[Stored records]
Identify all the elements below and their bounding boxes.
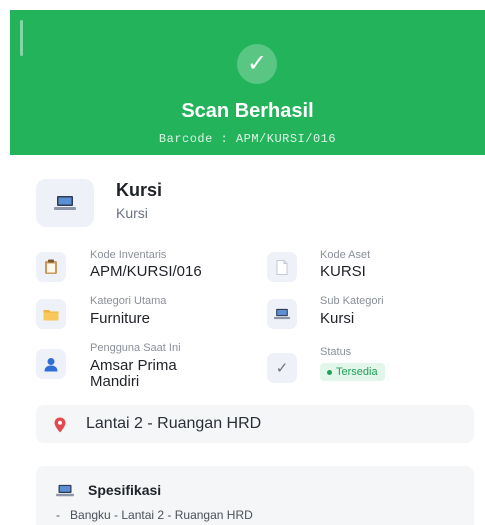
item-subtitle: Kursi	[116, 205, 148, 221]
field-label: Pengguna Saat Ini	[90, 342, 181, 354]
document-icon	[267, 252, 297, 282]
location-card: Lantai 2 - Ruangan HRD	[36, 405, 474, 443]
status-dot	[327, 369, 332, 375]
scan-title: Scan Berhasil	[181, 100, 314, 122]
field-label: Kode Aset	[320, 249, 371, 261]
field-value-line2: Mandiri	[90, 373, 140, 390]
header-accent-bar	[20, 20, 23, 56]
location-text: Lantai 2 - Ruangan HRD	[86, 415, 262, 432]
field-value: APM/KURSI/016	[90, 263, 202, 280]
field-label: Sub Kategori	[320, 295, 384, 307]
user-icon	[36, 349, 66, 379]
field-value: Furniture	[90, 310, 151, 327]
laptop-icon	[267, 299, 297, 329]
field-value: Kursi	[320, 310, 355, 327]
spec-item: - Bangku - Lantai 2 - Ruangan HRD	[56, 508, 253, 522]
field-value: KURSI	[320, 263, 366, 280]
status-badge: Tersedia	[320, 363, 385, 381]
barcode-text: Barcode : APM/KURSI/016	[158, 132, 337, 146]
field-value-line1: Amsar Prima	[90, 357, 177, 374]
scan-success-header: ✓ Scan Berhasil Barcode : APM/KURSI/016	[10, 10, 485, 155]
folder-icon	[36, 299, 66, 329]
pin-icon	[54, 417, 66, 438]
spec-title: Spesifikasi	[88, 482, 162, 498]
item-name: Kursi	[116, 180, 163, 200]
clipboard-icon	[36, 252, 66, 282]
field-label: Status	[320, 346, 352, 358]
field-label: Kode Inventaris	[90, 249, 167, 261]
spec-card: Spesifikasi - Bangku - Lantai 2 - Ruanga…	[36, 466, 474, 525]
check-icon: ✓	[267, 353, 297, 383]
laptop-icon	[36, 179, 94, 227]
spec-item-text: Bangku - Lantai 2 - Ruangan HRD	[70, 508, 253, 522]
check-icon: ✓	[237, 44, 277, 84]
spec-bullet: -	[56, 508, 60, 522]
field-label: Kategori Utama	[90, 295, 167, 307]
laptop-icon	[56, 484, 74, 502]
status-text: Tersedia	[336, 366, 378, 378]
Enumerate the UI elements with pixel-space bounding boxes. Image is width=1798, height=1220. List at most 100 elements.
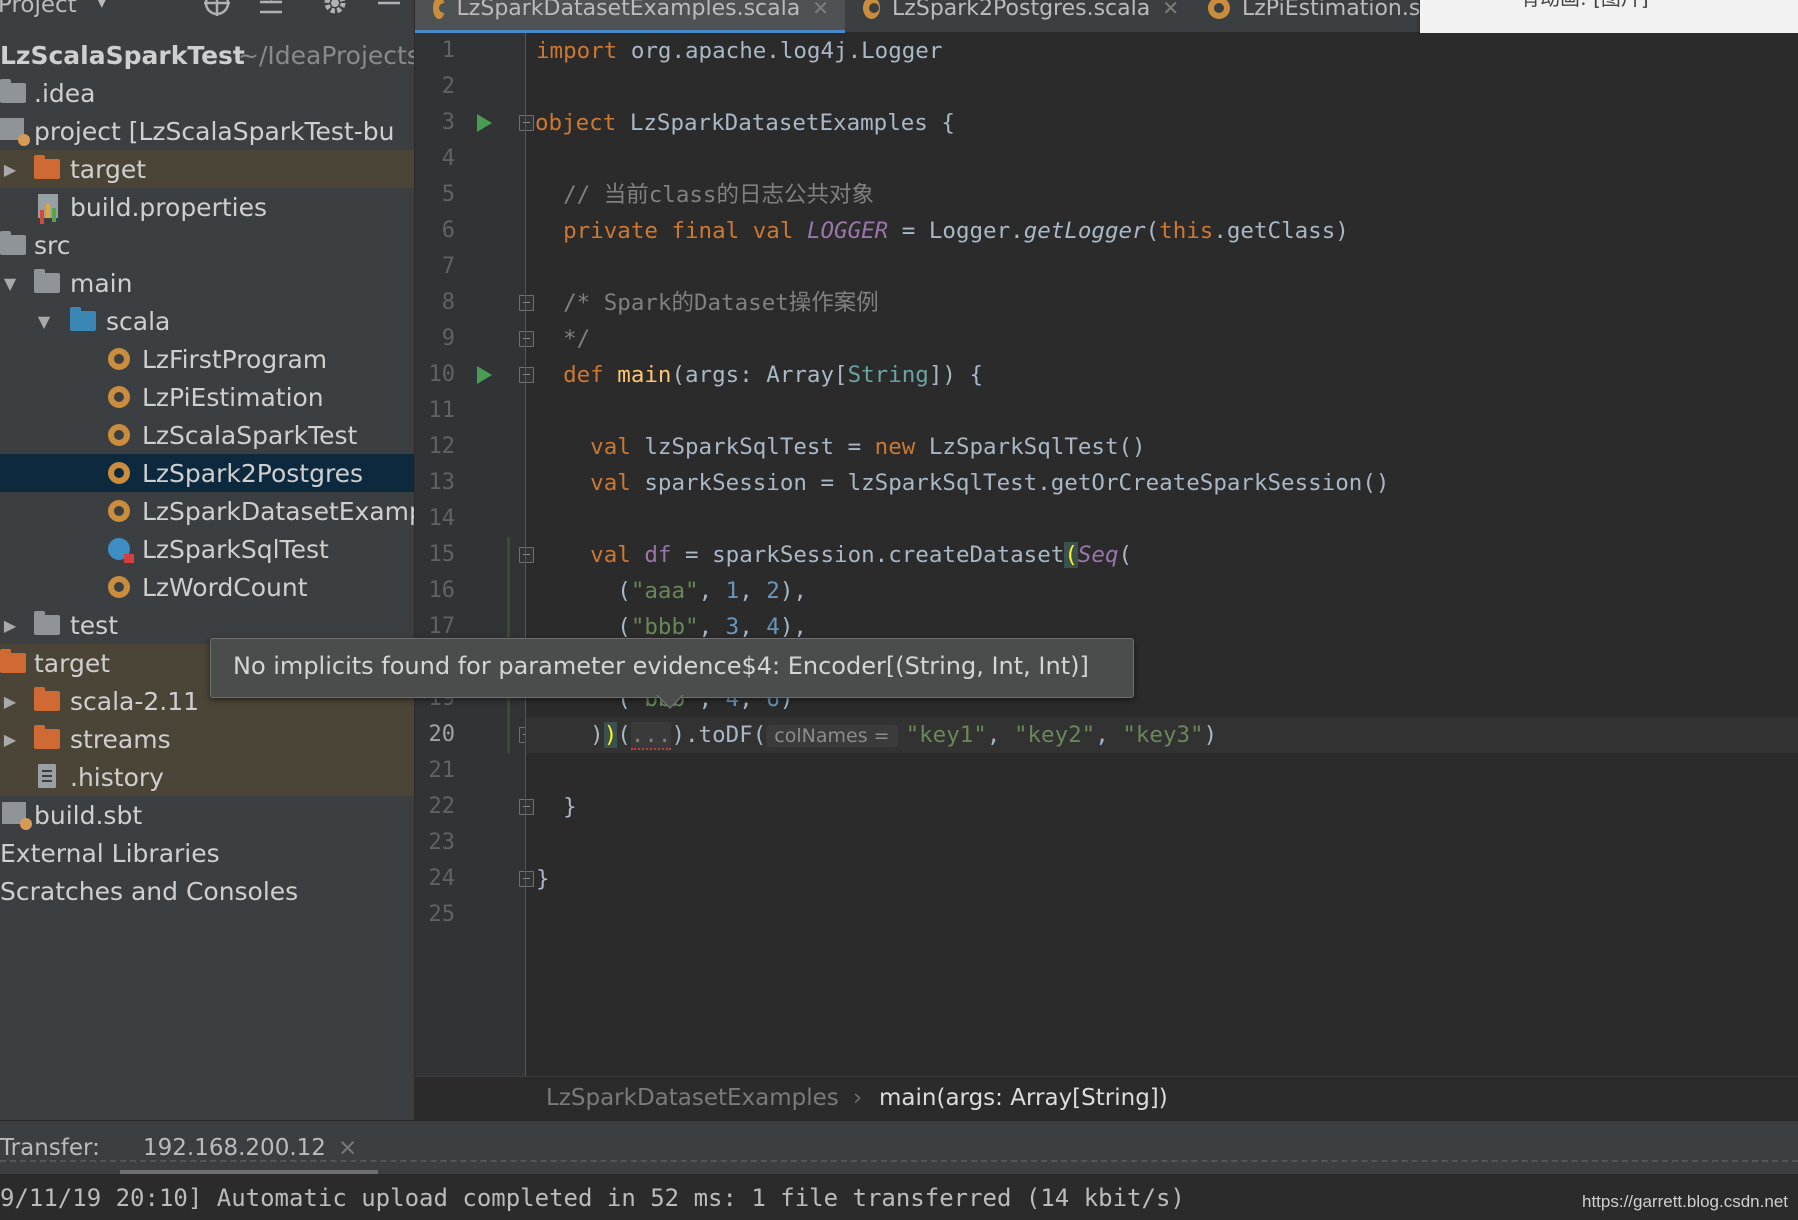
tree-item-label: src [34,230,71,260]
line-number: 22 [428,794,456,819]
fold-icon[interactable] [519,295,534,311]
tree-item-label: build.properties [70,192,267,222]
tree-item-label: LzSparkDatasetExamp [142,496,415,526]
chevron-down-icon[interactable]: ▾ [96,0,108,14]
tree-item-lzfirstprogram[interactable]: LzFirstProgram [0,340,414,378]
tooltip-text: No implicits found for parameter evidenc… [233,652,1089,680]
project-toolbar: Project ▾ [0,0,414,24]
close-icon[interactable]: ✕ [812,0,829,20]
target-icon[interactable] [202,0,232,24]
log-divider [0,1160,1798,1166]
minimize-icon[interactable] [376,0,402,24]
editor-gutter: 1 2 3 4 5 6 7 8 9 10 11 12 13 14 15 16 1… [415,33,534,1076]
collapse-arrow-icon[interactable]: ▼ [0,274,20,293]
code-line-15: val df = sparkSession.createDataset(Seq( [536,542,1133,568]
expand-arrow-icon[interactable]: ▶ [0,616,20,635]
line-number: 12 [428,434,456,459]
tree-item-label: LzFirstProgram [142,344,328,374]
folded-implicit-placeholder[interactable]: ... [630,722,672,750]
tab-label: LzSparkDatasetExamples.scala [456,0,801,21]
expand-arrow-icon[interactable]: ▶ [0,692,20,711]
code-line-22: } [536,794,577,820]
close-icon[interactable]: × [338,1135,357,1161]
tab-label: LzSpark2Postgres.scala [892,0,1151,21]
run-icon[interactable] [477,114,492,132]
scala-object-icon [1208,0,1230,19]
code-line-12: val lzSparkSqlTest = new LzSparkSqlTest(… [536,434,1146,460]
code-line-9: */ [536,326,591,352]
transfer-log[interactable]: 9/11/19 20:10] Automatic upload complete… [0,1160,1798,1220]
sbt-file-icon [2,802,32,830]
tree-item-lzwordcount[interactable]: LzWordCount [0,568,414,606]
tree-root-project[interactable]: LzScalaSparkTest ~/IdeaProjects [0,36,414,74]
line-number: 25 [428,902,456,927]
tree-item-lzsparkdatasetexamples[interactable]: LzSparkDatasetExamp [0,492,414,530]
fold-icon[interactable] [519,367,534,383]
breadcrumb-separator: › [853,1085,863,1111]
tab-lzpiestimation[interactable]: LzPiEstimation.s [1190,0,1450,30]
expand-arrow-icon[interactable]: ▶ [0,730,20,749]
tab-label: LzPiEstimation.s [1242,0,1421,21]
code-line-6: private final val LOGGER = Logger.getLog… [536,218,1349,244]
collapse-all-icon[interactable] [256,0,286,24]
watermark: https://garrett.blog.csdn.net [1581,1192,1788,1211]
scala-object-icon [108,460,134,486]
tree-item-label: LzPiEstimation [142,382,324,412]
fold-end-icon[interactable] [519,871,534,887]
tree-item-label: project [LzScalaSparkTest-bu [34,117,395,146]
tab-lzspark2postgres[interactable]: LzSpark2Postgres.scala ✕ [845,0,1195,30]
tree-item-scala[interactable]: ▼ scala [0,302,414,340]
tree-item-label: target [34,648,111,678]
fold-end-icon[interactable] [519,799,534,815]
scala-object-icon [108,346,134,372]
project-view-selector[interactable]: Project [0,0,77,18]
project-module-label: project [LzScalaSparkTest-bu [34,116,395,146]
line-number: 9 [441,326,455,351]
tree-item-label: .history [70,762,164,792]
line-number-current: 20 [428,722,456,747]
tree-item-lzspark2postgres[interactable]: LzSpark2Postgres [0,454,414,492]
tab-transfer-host[interactable]: 192.168.200.12 × [120,1121,378,1175]
implicit-error-tooltip: No implicits found for parameter evidenc… [210,638,1134,698]
line-number: 1 [441,38,455,63]
tree-item-label: Scratches and Consoles [0,876,299,906]
run-icon[interactable] [477,366,492,384]
breadcrumb-item-method[interactable]: main(args: Array[String]) [879,1085,1168,1111]
fold-icon[interactable] [519,115,534,131]
breadcrumb-item-object[interactable]: LzSparkDatasetExamples [546,1085,839,1111]
tree-item-scratches[interactable]: Scratches and Consoles [0,872,414,910]
line-number: 23 [428,830,456,855]
log-line: 9/11/19 20:10] Automatic upload complete… [0,1184,1185,1212]
tree-item-label: main [70,268,133,298]
expand-arrow-icon[interactable]: ▶ [0,160,20,179]
tree-item-src[interactable]: src [0,226,414,264]
tree-item-external-libraries[interactable]: External Libraries [0,834,414,872]
root-project-path: ~/IdeaProjects [238,40,415,70]
tree-item-label: LzSpark2Postgres [142,458,364,488]
line-number: 16 [428,578,456,603]
scala-object-icon [108,498,134,524]
line-number: 8 [441,290,455,315]
tree-item-main[interactable]: ▼ main [0,264,414,302]
tree-item-streams[interactable]: ▶ streams [0,720,414,758]
tree-item-idea[interactable]: .idea [0,74,414,112]
tree-item-target[interactable]: ▶ target [0,150,414,188]
tree-item-build-properties[interactable]: build.properties [0,188,414,226]
code-line-10: def main(args: Array[String]) { [536,362,984,388]
tree-item-history[interactable]: .history [0,758,414,796]
tree-item-lzscalasparktest[interactable]: LzScalaSparkTest [0,416,414,454]
code-editor[interactable]: 1 2 3 4 5 6 7 8 9 10 11 12 13 14 15 16 1… [415,33,1798,1121]
tree-item-label: LzWordCount [142,572,308,602]
tab-lzsparkdatasetexamples[interactable]: LzSparkDatasetExamples.scala ✕ [415,0,845,34]
fold-icon[interactable] [519,547,534,563]
tree-item-project-module[interactable]: project [LzScalaSparkTest-bu [0,112,414,150]
folder-excluded-icon [34,687,60,714]
tree-item-lzpiestimation[interactable]: LzPiEstimation [0,378,414,416]
gear-icon[interactable] [320,0,350,24]
fold-end-icon[interactable] [519,331,534,347]
tree-item-lzsparksqltest[interactable]: LzSparkSqlTest [0,530,414,568]
tree-item-build-sbt[interactable]: build.sbt [0,796,414,834]
code-line-16: ("aaa", 1, 2), [536,578,807,604]
collapse-arrow-icon[interactable]: ▼ [34,312,54,331]
close-icon[interactable]: ✕ [1162,0,1179,20]
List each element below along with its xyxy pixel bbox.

**Short exercise**
Reproduce the stretch of the listing from the line containing "tree-item-label: src [34,230,71,260]" through the line containing "chevron-down-icon[interactable]: ▾ [96,0,108,14]", renaming every "tree-item-label" to "tree-node-label" and leaving everything else unchanged.

**Solution to this task**
tree-node-label: src [34,230,71,260]
line-number: 22 [428,794,456,819]
fold-icon[interactable] [519,295,534,311]
tree-node-label: build.properties [70,192,267,222]
tree-node-label: LzSparkDatasetExamp [142,496,415,526]
chevron-down-icon[interactable]: ▾ [96,0,108,14]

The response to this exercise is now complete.